GIVEN INFORMATION:

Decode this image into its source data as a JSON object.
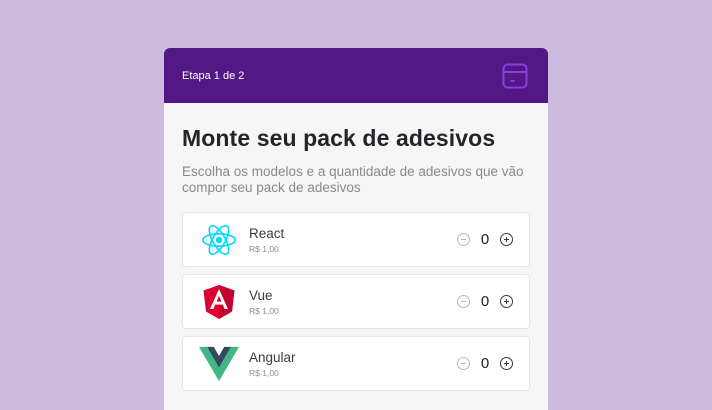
{
  "header": {
    "step_label": "Etapa 1 de 2",
    "icon": "box-icon"
  },
  "main": {
    "title": "Monte seu pack de adesivos",
    "subtitle": "Escolha os modelos e a quantidade de adesivos que vão compor seu pack de adesivos"
  },
  "stickers": [
    {
      "name": "React",
      "price": "R$ 1,00",
      "quantity": "0",
      "icon": "react-logo-icon"
    },
    {
      "name": "Vue",
      "price": "R$ 1,00",
      "quantity": "0",
      "icon": "angular-logo-icon"
    },
    {
      "name": "Angular",
      "price": "R$ 1,00",
      "quantity": "0",
      "icon": "vue-logo-icon"
    }
  ],
  "colors": {
    "header": "#521886",
    "accent": "#8c3de0",
    "background": "#cbbbdc"
  }
}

WHAT TO WORK ON:
Copy every line above that holds the word "adesivos".

RESULT OF THIS TASK:
    "title": "Monte seu pack de adesivos",
    "subtitle": "Escolha os modelos e a quantidade de adesivos que vão compor seu pack de adesivos"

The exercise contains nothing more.